--- EXTRAIT DU TEXTE ---
□ □ □ □ □

Le mythique groupe australien Amyl & The Sniffers est de retour non pas pour nous jouer un mauvais tour (vous les voyez les références de Boomers?!) mais pour poursuivre leur ascension à travers un nouvel opus haut en tubes. Après un premier album éponyme en 2019, puis Comfort to Me en 2021, voici Cartoon Darkness, un album dont le titre évoque la légèreté des animés comme la noirceur de nos temps.
Amyl & The Sniffers se compose de la charismatique Amy Taylor (chant), de Declan Mehrtens (guitare), de Gus Romer (basse) et de Bryce Wilson (batterie). Retrouvez nos précédentes archives sur le groupe ici.
Comme un traité musical de sociologie.
Ce titre antithèse, extrêmement parlant, résume bien l’album. Composé de treize masterpieces, Cartoon Darkness surfe sur la vague du monde actuel et met en exergue ses contradictions et disparités. Le groupe aborde des sujets de société qui se succèdent et se complètent. Cartoon Darkness incarne à lui seul un traité musical de sociologie. Une palette de thèmes englobe l’ensemble. Ainsi, on passe de l’écologie à la politique, de l’intelligence artificielle aux nouvelles générations, de la guerre à l’overdose d’information dont nous sommes les victimes et les acteurs.

□ □ □ □ □

--- MATÉRIEL ---
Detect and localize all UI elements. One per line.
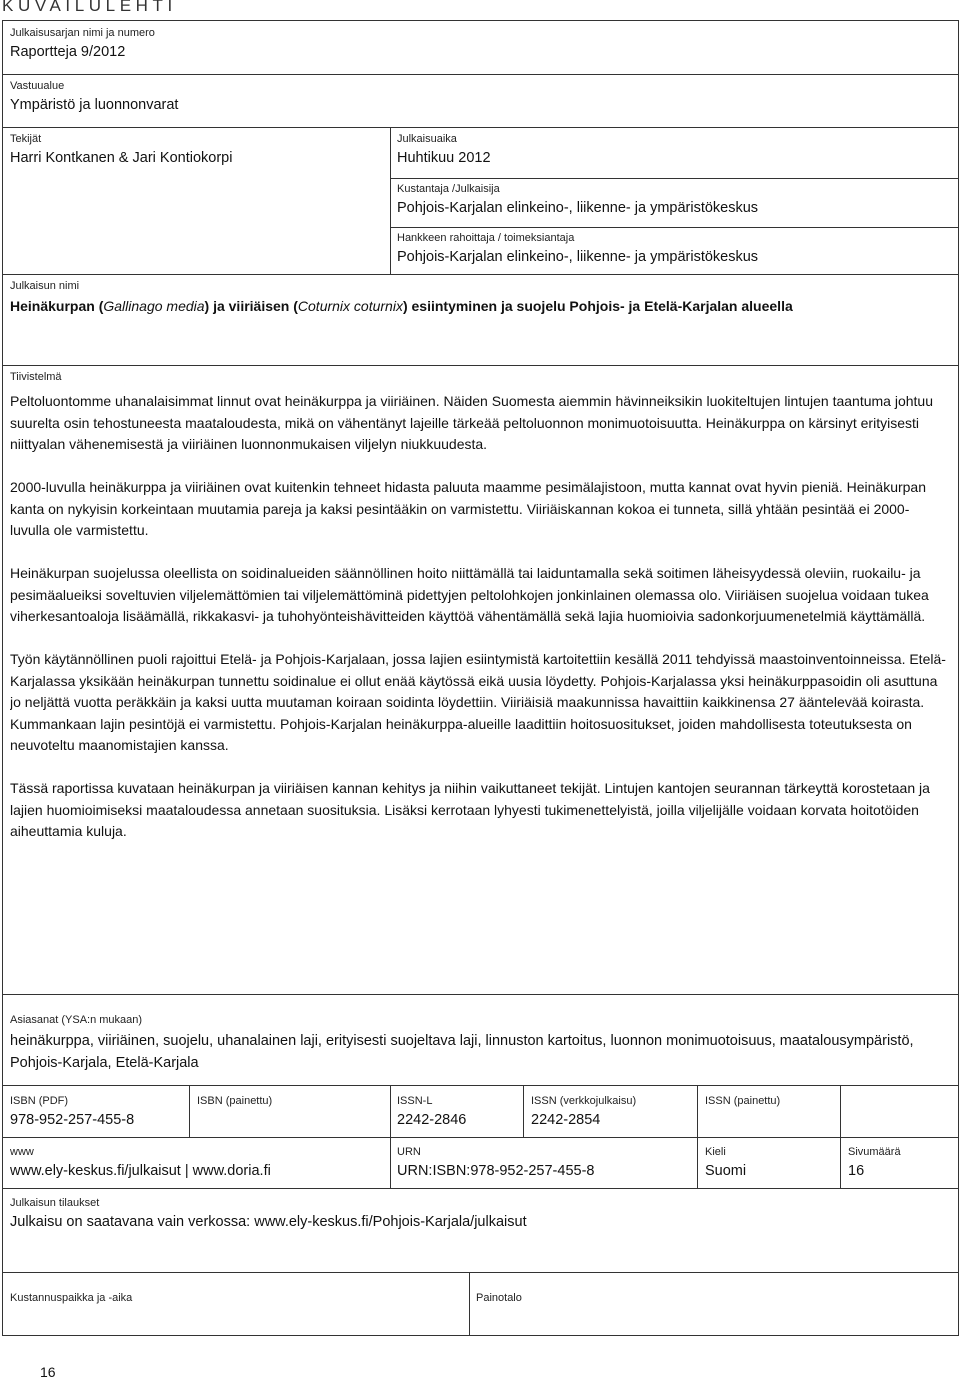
publication-title: Heinäkurpan (Gallinago media) ja viiriäisen (Coturnix coturnix) esiintyminen ja suojelu Pohjois- ja Etelä-Karjalan alueella [10, 298, 793, 314]
pub-date-value: Huhtikuu 2012 [397, 150, 491, 166]
urn-label: URN [397, 1146, 421, 1158]
issn-l-cell [397, 1095, 519, 1129]
abstract-paragraph: Peltoluontomme uhanalaisimmat linnut ovat heinäkurppa ja viiriäinen. Näiden Suomesta aiemmin hävinneiksikin luokiteltujen lintujen taantuma johtuu suurelta osin tehostuneesta maataloudesta, mikä on vähentänyt lajeille tärkeää peltoluonnon monimuotoisuutta. Heinäkurppa on kärsinyt erityisesti niittyalan vähenemisestä ja viiriäinen luonnonmukaisen viljelyn niukkuudesta. [10, 393, 933, 452]
area-label: Vastuualue [10, 80, 65, 92]
description-form [2, 20, 959, 1336]
abstract-paragraph: Heinäkurpan suojelussa oleellista on soidinalueiden säännöllinen hoito niittämällä tai laiduntamalla sekä soitimen läheisyydessä oleviin, ruokailu- ja pesimäalueiksi soveltuvien viljelemättömien tai viljelemättöminä pidettyjen peltolohkojen jonkinlainen olemassa olo. Viiriäisen suojelua voidaan tukea viherkesantoaloja lisäämällä, rikkakasvi- ja tuhohyönteishävitteiden käyttöä vähentämällä sekä lajia huomioivia sadonkorjuumenetelmiä käyttämällä. [10, 565, 929, 624]
abstract-paragraph: Työn käytännöllinen puoli rajoittui Etelä- ja Pohjois-Karjalaan, jossa lajien esiintymistä kartoitettiin kesällä 2011 tehdyissä maastoinventoinneissa. Etelä-Karjalassa yksikään heinäkurpan tunnettu soidinalue ei ollut enää käytössä eikä uusia löydetty. Pohjois-Karjalassa yksi heinäkurppasoidin oli asuttuna jo neljättä vuotta peräkkäin ja kaksi uutta muutaman koiraan soidinta löydettiin. Viiriäisiä maakunnissa havaittiin kaikkinensa 27 ääntelevää koirasta. Kummankaan lajin pesintöjä ei varmistettu. Pohjois-Karjalan heinäkurppa-alueille laadittiin hoitosuositukset, joiden mahdollisesta toteutuksesta on neuvoteltu maanomistajien kanssa. [10, 651, 946, 753]
www-label: www [10, 1146, 34, 1158]
issn-web-cell [531, 1095, 693, 1129]
issn-l-value: 2242-2846 [397, 1112, 467, 1128]
language-value: Suomi [705, 1163, 747, 1179]
publisher-cell [397, 183, 952, 217]
issn-web-label: ISSN (verkkojulkaisu) [531, 1095, 637, 1107]
keywords-value: heinäkurppa, viiriäinen, suojelu, uhanalainen laji, erityisesti suojeltava laji, linnuston kartoitus, luonnon monimuotoisuus, maatalousympäristö, Pohjois-Karjala, Etelä-Karjala [10, 1033, 914, 1071]
isbn-pdf-cell [10, 1095, 185, 1129]
series-cell [10, 27, 950, 61]
abstract-cell [10, 371, 947, 843]
isbn-pdf-label: ISBN (PDF) [10, 1095, 69, 1107]
page-number: 16 [40, 1364, 56, 1380]
abstract-label: Tiivistelmä [10, 371, 62, 383]
pub-date-cell [397, 133, 952, 167]
series-label: Julkaisusarjan nimi ja numero [10, 27, 155, 39]
printer-label: Painotalo [476, 1292, 522, 1304]
print-place-label: Kustannuspaikka ja -aika [10, 1292, 133, 1304]
orders-cell [10, 1197, 950, 1231]
keywords-cell [10, 1014, 950, 1074]
abstract-paragraph: Tässä raportissa kuvataan heinäkurpan ja viiriäisen kannan kehitys ja niihin vaikuttaneet tekijät. Lintujen kantojen seurannan tärkeyttä korostetaan ja lajien huomioimiseksi maataloudessa annetaan suosituksia. Lisäksi kerrotaan lyhyesti tukimenettelyistä, joilla viljelijälle voidaan korvata hoitotöiden aiheuttamia kuluja. [10, 780, 930, 839]
funder-cell [397, 232, 952, 266]
urn-cell [397, 1146, 693, 1180]
area-cell [10, 80, 950, 114]
www-cell [10, 1146, 385, 1180]
orders-value[interactable]: Julkaisu on saatavana vain verkossa: www.ely-keskus.fi/Pohjois-Karjala/julkaisut [10, 1214, 527, 1230]
language-label: Kieli [705, 1146, 726, 1158]
issn-l-label: ISSN-L [397, 1095, 433, 1107]
pages-cell [848, 1146, 956, 1180]
authors-cell [10, 133, 385, 167]
pages-label: Sivumäärä [848, 1146, 901, 1158]
urn-value: URN:ISBN:978-952-257-455-8 [397, 1163, 595, 1179]
pub-name-cell [10, 280, 955, 315]
funder-label: Hankkeen rahoittaja / toimeksiantaja [397, 232, 575, 244]
pages-value: 16 [848, 1163, 865, 1179]
isbn-print-label: ISBN (painettu) [197, 1095, 273, 1107]
publisher-value: Pohjois-Karjalan elinkeino-, liikenne- ja ympäristökeskus [397, 200, 759, 216]
orders-label: Julkaisun tilaukset [10, 1197, 100, 1209]
pub-date-label: Julkaisuaika [397, 133, 457, 145]
pub-name-label: Julkaisun nimi [10, 280, 80, 292]
keywords-label: Asiasanat (YSA:n mukaan) [10, 1014, 143, 1026]
issn-web-value: 2242-2854 [531, 1112, 601, 1128]
isbn-pdf-value: 978-952-257-455-8 [10, 1112, 135, 1128]
www-value[interactable]: www.ely-keskus.fi/julkaisut | www.doria.fi [10, 1163, 271, 1179]
issn-print-cell [705, 1095, 955, 1111]
area-value: Ympäristö ja luonnonvarat [10, 97, 179, 113]
authors-label: Tekijät [10, 133, 42, 145]
abstract-body [10, 391, 947, 843]
isbn-print-cell [197, 1095, 385, 1111]
series-value: Raportteja 9/2012 [10, 44, 126, 60]
document-title: KUVAILULEHTI [2, 0, 177, 15]
funder-value: Pohjois-Karjalan elinkeino-, liikenne- ja ympäristökeskus [397, 249, 759, 265]
printer-cell [476, 1292, 951, 1308]
abstract-paragraph: 2000-luvulla heinäkurppa ja viiriäinen ovat kuitenkin tehneet hidasta paluuta maamme pesimälajistoon, mutta kannat ovat hyvin pieniä. Heinäkurpan kanta on nykyisin korkeintaan muutamia pareja ja kaksi pesintääkin on varmistettu. Viiriäiskannan kokoa ei tunneta, sillä yhtään pesintää ei 2000-luvulla ole varmistettu. [10, 479, 927, 538]
authors-value: Harri Kontkanen & Jari Kontiokorpi [10, 150, 233, 166]
publisher-label: Kustantaja /Julkaisija [397, 183, 500, 195]
issn-print-label: ISSN (painettu) [705, 1095, 781, 1107]
print-place-cell [10, 1292, 465, 1308]
language-cell [705, 1146, 837, 1180]
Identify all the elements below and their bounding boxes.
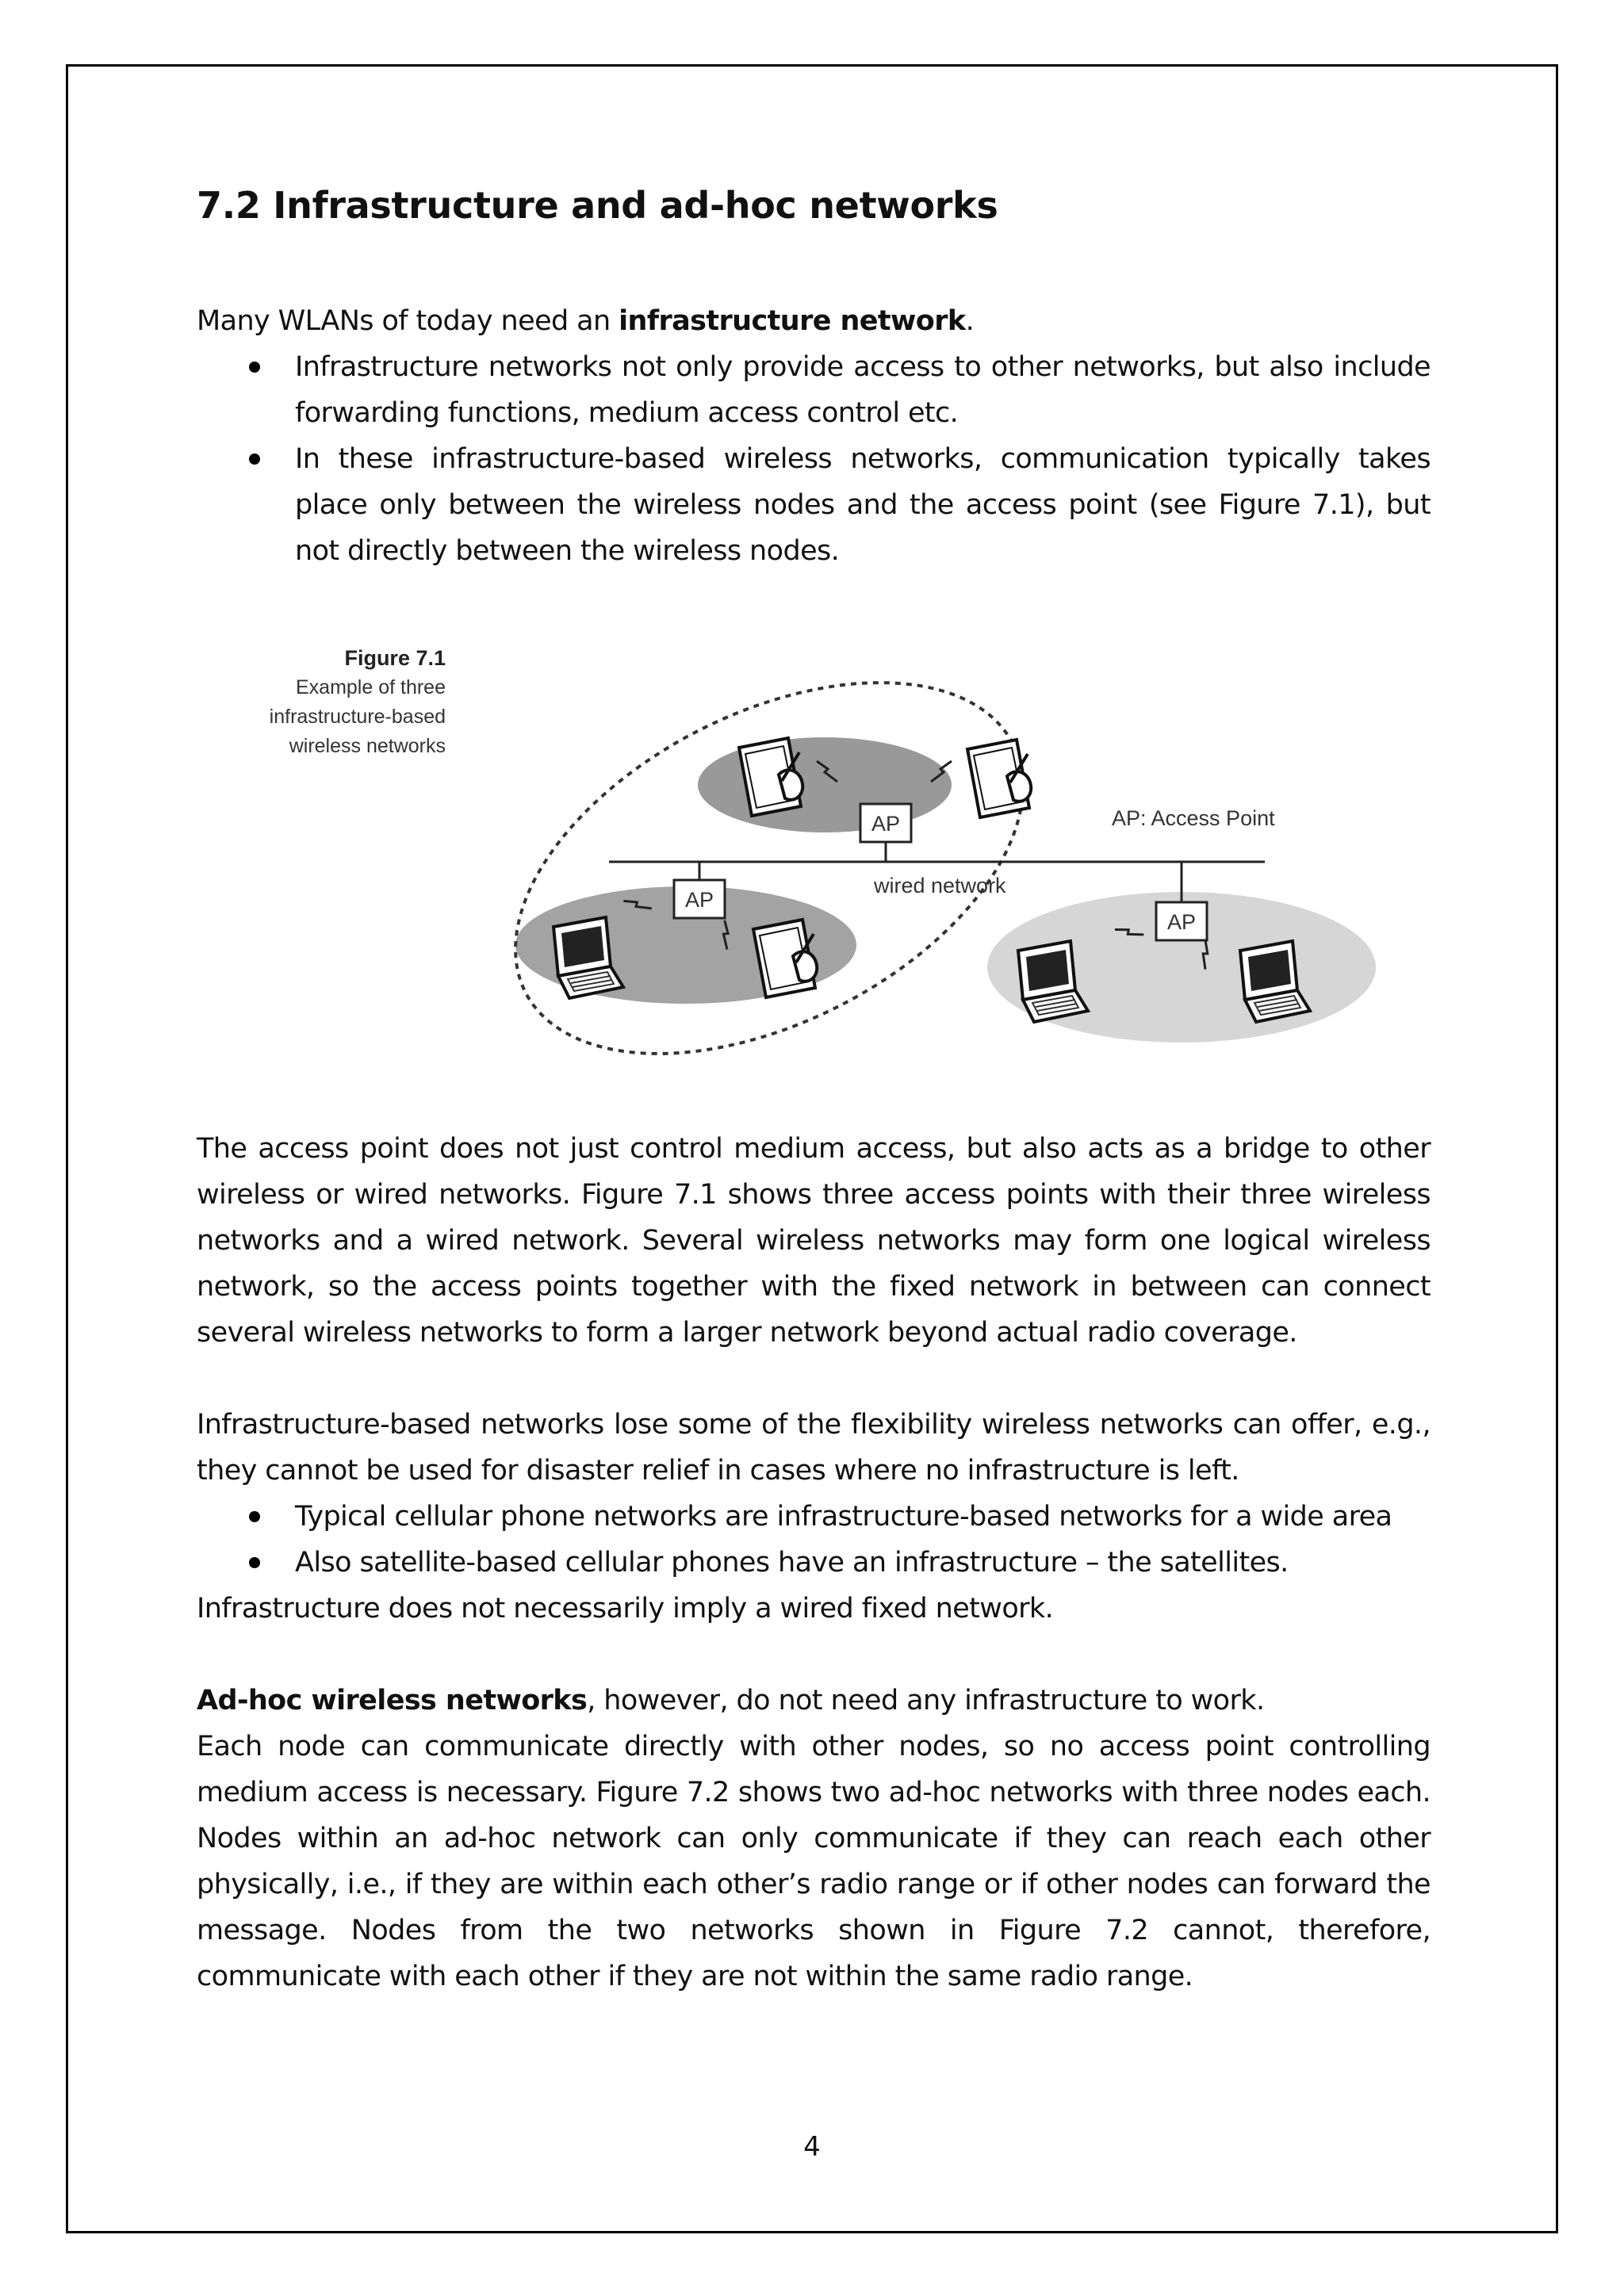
section-heading: 7.2 Infrastructure and ad-hoc networks [197, 184, 998, 227]
network-cell [698, 737, 952, 832]
bullet-icon [249, 453, 260, 465]
adhoc-intro: Ad-hoc wireless networks, however, do not need any infrastructure to work. [197, 1685, 1265, 1716]
tablet-icon [967, 740, 1031, 817]
bullet-icon [249, 1557, 260, 1568]
figure-caption-line: wireless networks [289, 735, 446, 757]
access-point [1156, 902, 1207, 940]
paragraph-bridge: The access point does not just control medium access, but also acts as a bridge to other wireless or wired networks. Figure 7.1 shows three access points with their three wireless networks and a wired network. Several wireless networks may form one logical wireless network, so the access points together with the fixed network in between can connect several wireless networks to form a larger network beyond actual radio coverage. [197, 1133, 1431, 1349]
access-point [860, 804, 911, 842]
wired-network-label: wired network [874, 874, 1006, 897]
paragraph-adhoc: Each node can communicate directly with other nodes, so no access point controlling medium access is necessary. Figure 7.2 shows two ad-hoc networks with three nodes each. Nodes within an ad-hoc network can only communicate if they can reach each other physically, i.e., if they are within each other’s radio range or if other nodes can forward the message. Nodes from the two networks shown in Figure 7.2 cannot, therefore, communicate with each other if they are not within the same radio range. [197, 1731, 1431, 1992]
paragraph-flexibility: Infrastructure-based networks lose some of the flexibility wireless networks can offer, e.g., they cannot be used for disaster relief in cases where no infrastructure is left. [197, 1409, 1431, 1487]
list-item: In these infrastructure-based wireless networks, communication typically takes place only between the wireless nodes and the access point (see Figure 7.1), but not directly between the wireless nodes. [197, 436, 1431, 574]
network-diagram [238, 634, 1396, 1078]
access-point [674, 880, 725, 918]
bullet-list-1 [197, 344, 1431, 574]
intro-bold: infrastructure network [619, 305, 966, 337]
intro-block [197, 298, 1431, 574]
list-item: Also satellite-based cellular phones have an infrastructure – the satellites. [197, 1540, 1431, 1586]
list-item: Infrastructure networks not only provide access to other networks, but also include forwarding functions, medium access control etc. [197, 344, 1431, 436]
figure-caption-line: infrastructure-based [269, 706, 446, 728]
svg-text:AP: AP [871, 812, 901, 836]
bullet-list-2 [197, 1494, 1431, 1586]
paragraph-wired: Infrastructure does not necessarily imply a wired fixed network. [197, 1593, 1054, 1624]
logical-network-outline [455, 634, 1083, 1078]
svg-text:AP: AP [684, 888, 714, 912]
bullet-icon [249, 1511, 260, 1522]
intro-line: Many WLANs of today need an infrastructure network. [197, 305, 975, 337]
body-block [197, 1126, 1431, 1999]
figure-title: Figure 7.1 [344, 646, 446, 670]
legend-label: AP: Access Point [1112, 806, 1275, 830]
adhoc-bold: Ad-hoc wireless networks [197, 1685, 588, 1716]
page-number: 4 [803, 2131, 821, 2163]
svg-text:AP: AP [1166, 910, 1197, 934]
figure-caption-line: Example of three [296, 676, 446, 698]
list-item: Typical cellular phone networks are infrastructure-based networks for a wide area [197, 1494, 1431, 1540]
bullet-icon [249, 362, 260, 373]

□ □ □ □ □

--- CONSIGNE ---
Dressez la liste des membres d'Amyl & The Sniffers cités dans l'article sur Cartoon Darkness, en indiquant le rôle de chacun.

--- RÉPONSE ---
- Amy Taylor : chant
- Declan Mehrtens : guitare
- Gus Romer : basse
- Bryce Wilson : batterie